━━━━━ INFORMATION GIVEN
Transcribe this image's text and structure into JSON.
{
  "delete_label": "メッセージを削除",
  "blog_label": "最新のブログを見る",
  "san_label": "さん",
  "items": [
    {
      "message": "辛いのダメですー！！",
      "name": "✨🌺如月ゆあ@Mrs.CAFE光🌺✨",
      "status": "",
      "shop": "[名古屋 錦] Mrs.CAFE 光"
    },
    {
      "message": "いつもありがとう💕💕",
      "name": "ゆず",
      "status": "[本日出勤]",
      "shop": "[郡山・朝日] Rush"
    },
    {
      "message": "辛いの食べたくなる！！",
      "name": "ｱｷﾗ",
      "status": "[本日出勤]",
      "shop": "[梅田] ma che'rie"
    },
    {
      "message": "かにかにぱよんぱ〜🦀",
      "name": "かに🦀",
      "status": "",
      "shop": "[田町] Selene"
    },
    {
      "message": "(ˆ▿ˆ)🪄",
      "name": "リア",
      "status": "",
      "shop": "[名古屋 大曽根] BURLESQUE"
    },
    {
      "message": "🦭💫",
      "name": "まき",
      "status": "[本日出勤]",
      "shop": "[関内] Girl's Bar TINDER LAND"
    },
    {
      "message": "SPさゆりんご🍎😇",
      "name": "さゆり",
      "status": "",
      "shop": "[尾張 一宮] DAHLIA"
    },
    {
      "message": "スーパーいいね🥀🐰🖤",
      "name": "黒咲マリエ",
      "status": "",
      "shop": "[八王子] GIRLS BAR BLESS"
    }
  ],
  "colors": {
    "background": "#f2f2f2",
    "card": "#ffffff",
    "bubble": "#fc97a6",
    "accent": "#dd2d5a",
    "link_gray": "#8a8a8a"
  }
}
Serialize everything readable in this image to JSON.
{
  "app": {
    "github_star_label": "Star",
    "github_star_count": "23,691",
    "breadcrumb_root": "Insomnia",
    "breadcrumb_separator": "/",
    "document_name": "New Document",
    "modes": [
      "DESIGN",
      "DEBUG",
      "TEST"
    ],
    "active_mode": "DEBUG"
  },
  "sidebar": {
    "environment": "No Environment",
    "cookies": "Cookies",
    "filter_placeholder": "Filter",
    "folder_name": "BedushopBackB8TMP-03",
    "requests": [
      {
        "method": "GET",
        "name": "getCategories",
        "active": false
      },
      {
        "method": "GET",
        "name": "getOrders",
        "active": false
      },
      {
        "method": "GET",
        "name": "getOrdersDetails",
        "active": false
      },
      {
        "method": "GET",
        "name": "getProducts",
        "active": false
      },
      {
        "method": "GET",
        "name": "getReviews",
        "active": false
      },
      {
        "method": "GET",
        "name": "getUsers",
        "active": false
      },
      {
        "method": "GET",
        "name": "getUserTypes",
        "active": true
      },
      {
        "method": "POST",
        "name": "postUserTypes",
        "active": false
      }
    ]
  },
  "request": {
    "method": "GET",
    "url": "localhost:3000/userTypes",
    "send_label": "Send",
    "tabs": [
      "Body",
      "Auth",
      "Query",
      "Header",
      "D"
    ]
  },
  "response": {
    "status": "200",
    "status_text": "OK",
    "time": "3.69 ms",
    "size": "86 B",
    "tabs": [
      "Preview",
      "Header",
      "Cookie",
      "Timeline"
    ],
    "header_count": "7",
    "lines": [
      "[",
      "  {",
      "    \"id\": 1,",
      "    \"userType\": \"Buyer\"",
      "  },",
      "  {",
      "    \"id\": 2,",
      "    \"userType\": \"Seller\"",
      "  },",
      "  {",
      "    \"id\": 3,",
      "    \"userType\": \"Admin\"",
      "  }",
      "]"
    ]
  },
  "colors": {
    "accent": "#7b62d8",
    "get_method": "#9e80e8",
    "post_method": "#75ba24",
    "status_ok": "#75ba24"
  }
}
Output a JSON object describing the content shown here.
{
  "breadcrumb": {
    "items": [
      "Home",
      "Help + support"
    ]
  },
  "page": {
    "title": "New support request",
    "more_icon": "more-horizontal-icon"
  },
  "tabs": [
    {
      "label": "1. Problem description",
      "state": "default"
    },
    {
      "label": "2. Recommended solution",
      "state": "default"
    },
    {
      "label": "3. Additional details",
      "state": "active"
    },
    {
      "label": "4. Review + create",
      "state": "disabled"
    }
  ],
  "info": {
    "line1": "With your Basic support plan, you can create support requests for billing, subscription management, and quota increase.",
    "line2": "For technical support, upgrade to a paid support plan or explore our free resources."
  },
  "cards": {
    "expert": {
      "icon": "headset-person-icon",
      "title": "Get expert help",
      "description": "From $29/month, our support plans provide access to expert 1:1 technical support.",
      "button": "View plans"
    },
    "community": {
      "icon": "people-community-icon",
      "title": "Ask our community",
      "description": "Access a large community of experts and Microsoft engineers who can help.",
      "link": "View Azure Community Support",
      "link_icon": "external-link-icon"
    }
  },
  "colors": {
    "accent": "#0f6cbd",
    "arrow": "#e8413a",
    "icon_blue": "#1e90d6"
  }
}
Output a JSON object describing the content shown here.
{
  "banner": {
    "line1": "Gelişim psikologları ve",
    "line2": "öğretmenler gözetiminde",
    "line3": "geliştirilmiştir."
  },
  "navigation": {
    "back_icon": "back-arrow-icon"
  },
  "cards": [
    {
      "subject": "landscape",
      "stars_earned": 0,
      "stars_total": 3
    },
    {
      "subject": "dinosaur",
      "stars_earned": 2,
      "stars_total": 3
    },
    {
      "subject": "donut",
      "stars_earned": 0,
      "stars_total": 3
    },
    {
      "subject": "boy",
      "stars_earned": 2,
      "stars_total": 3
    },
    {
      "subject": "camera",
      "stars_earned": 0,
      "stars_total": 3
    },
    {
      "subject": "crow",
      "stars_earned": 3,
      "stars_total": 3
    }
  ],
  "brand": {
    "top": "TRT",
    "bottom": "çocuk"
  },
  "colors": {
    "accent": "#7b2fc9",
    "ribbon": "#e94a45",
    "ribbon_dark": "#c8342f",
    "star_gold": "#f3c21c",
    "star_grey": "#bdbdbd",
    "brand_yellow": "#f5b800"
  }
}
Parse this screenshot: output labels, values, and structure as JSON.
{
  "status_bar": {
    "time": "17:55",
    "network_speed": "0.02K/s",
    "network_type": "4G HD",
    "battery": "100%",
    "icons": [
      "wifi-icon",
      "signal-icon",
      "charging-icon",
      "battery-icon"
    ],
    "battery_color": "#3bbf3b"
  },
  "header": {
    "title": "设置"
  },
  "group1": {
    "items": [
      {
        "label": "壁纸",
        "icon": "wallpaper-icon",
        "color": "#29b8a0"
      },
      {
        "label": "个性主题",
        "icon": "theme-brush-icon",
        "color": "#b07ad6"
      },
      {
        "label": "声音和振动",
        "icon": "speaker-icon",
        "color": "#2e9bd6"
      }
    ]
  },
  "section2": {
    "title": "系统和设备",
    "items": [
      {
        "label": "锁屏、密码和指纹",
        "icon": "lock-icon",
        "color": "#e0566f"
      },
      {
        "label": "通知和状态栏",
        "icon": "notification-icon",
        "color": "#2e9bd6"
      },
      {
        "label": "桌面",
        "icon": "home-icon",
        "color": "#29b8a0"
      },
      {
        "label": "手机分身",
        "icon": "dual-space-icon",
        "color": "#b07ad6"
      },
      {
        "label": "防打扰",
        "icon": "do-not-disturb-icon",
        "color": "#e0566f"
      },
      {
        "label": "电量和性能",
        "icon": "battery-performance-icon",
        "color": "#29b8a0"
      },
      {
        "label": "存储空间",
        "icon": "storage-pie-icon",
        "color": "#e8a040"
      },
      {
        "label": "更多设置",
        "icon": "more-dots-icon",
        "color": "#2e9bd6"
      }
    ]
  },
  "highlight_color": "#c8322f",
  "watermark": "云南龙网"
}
━━━━━━━━━━
WORK INSTRUCTIONS -> List all lines above in which the string "create" appears.

TASK RESULT ->
      "label": "4. Review + create",
    "line1": "With your Basic support plan, you can create support requests for billing, subscription management, and quota increase.",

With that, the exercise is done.